_Exercise directions:_ Below are the records; reproduce all of them exactly but without any images.

_Information supplied:_

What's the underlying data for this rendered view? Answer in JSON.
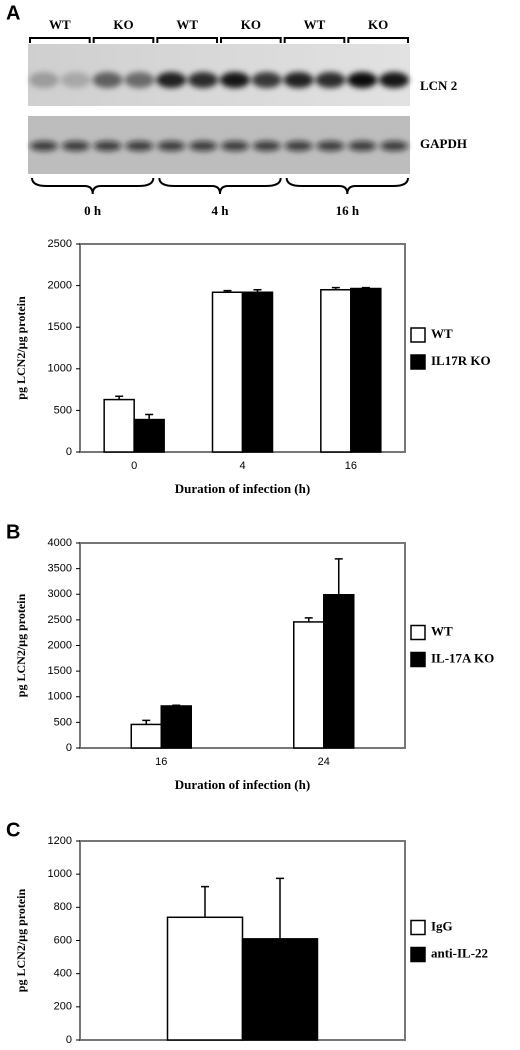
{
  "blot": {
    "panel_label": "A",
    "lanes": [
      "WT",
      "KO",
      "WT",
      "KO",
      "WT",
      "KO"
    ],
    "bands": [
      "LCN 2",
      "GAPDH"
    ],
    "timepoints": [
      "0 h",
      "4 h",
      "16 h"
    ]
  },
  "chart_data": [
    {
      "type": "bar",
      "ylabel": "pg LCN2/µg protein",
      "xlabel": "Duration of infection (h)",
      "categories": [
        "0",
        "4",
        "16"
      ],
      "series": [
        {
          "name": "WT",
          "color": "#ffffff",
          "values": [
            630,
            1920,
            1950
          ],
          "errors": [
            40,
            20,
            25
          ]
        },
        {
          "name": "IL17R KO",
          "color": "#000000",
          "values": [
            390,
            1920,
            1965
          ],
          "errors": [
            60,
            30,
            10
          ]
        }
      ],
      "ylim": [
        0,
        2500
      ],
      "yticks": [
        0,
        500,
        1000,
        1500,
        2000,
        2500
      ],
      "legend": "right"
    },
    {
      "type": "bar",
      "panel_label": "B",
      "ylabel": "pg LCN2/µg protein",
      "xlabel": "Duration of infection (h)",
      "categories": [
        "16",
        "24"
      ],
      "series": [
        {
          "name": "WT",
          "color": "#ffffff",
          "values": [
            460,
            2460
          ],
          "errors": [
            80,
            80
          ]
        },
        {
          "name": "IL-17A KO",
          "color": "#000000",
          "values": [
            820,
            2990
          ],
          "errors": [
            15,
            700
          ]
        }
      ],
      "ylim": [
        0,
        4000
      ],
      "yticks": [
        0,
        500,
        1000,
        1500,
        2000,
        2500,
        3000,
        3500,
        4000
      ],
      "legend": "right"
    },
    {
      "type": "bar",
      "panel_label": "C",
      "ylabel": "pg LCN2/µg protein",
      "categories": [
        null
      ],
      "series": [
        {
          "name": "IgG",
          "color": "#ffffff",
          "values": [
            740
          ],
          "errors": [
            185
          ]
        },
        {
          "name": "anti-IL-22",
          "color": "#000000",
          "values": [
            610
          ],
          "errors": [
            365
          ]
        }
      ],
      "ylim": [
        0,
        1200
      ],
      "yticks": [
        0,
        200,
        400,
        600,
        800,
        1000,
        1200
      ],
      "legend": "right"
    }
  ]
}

_Solution to this problem:_
What's the underlying data for this rendered view? Answer in JSON.
{
  "blot": {
    "panel_label": "A",
    "lanes": [
      "WT",
      "KO",
      "WT",
      "KO",
      "WT",
      "KO"
    ],
    "bands": [
      "LCN 2",
      "GAPDH"
    ],
    "timepoints": [
      "0 h",
      "4 h",
      "16 h"
    ]
  },
  "chart_data": [
    {
      "type": "bar",
      "ylabel": "pg LCN2/µg protein",
      "xlabel": "Duration of infection (h)",
      "categories": [
        "0",
        "4",
        "16"
      ],
      "series": [
        {
          "name": "WT",
          "color": "#ffffff",
          "values": [
            630,
            1920,
            1950
          ],
          "errors": [
            40,
            20,
            25
          ]
        },
        {
          "name": "IL17R KO",
          "color": "#000000",
          "values": [
            390,
            1920,
            1965
          ],
          "errors": [
            60,
            30,
            10
          ]
        }
      ],
      "ylim": [
        0,
        2500
      ],
      "yticks": [
        0,
        500,
        1000,
        1500,
        2000,
        2500
      ],
      "legend": "right"
    },
    {
      "type": "bar",
      "panel_label": "B",
      "ylabel": "pg LCN2/µg protein",
      "xlabel": "Duration of infection (h)",
      "categories": [
        "16",
        "24"
      ],
      "series": [
        {
          "name": "WT",
          "color": "#ffffff",
          "values": [
            460,
            2460
          ],
          "errors": [
            80,
            80
          ]
        },
        {
          "name": "IL-17A KO",
          "color": "#000000",
          "values": [
            820,
            2990
          ],
          "errors": [
            15,
            700
          ]
        }
      ],
      "ylim": [
        0,
        4000
      ],
      "yticks": [
        0,
        500,
        1000,
        1500,
        2000,
        2500,
        3000,
        3500,
        4000
      ],
      "legend": "right"
    },
    {
      "type": "bar",
      "panel_label": "C",
      "ylabel": "pg LCN2/µg protein",
      "categories": [
        null
      ],
      "series": [
        {
          "name": "IgG",
          "color": "#ffffff",
          "values": [
            740
          ],
          "errors": [
            185
          ]
        },
        {
          "name": "anti-IL-22",
          "color": "#000000",
          "values": [
            610
          ],
          "errors": [
            365
          ]
        }
      ],
      "ylim": [
        0,
        1200
      ],
      "yticks": [
        0,
        200,
        400,
        600,
        800,
        1000,
        1200
      ],
      "legend": "right"
    }
  ]
}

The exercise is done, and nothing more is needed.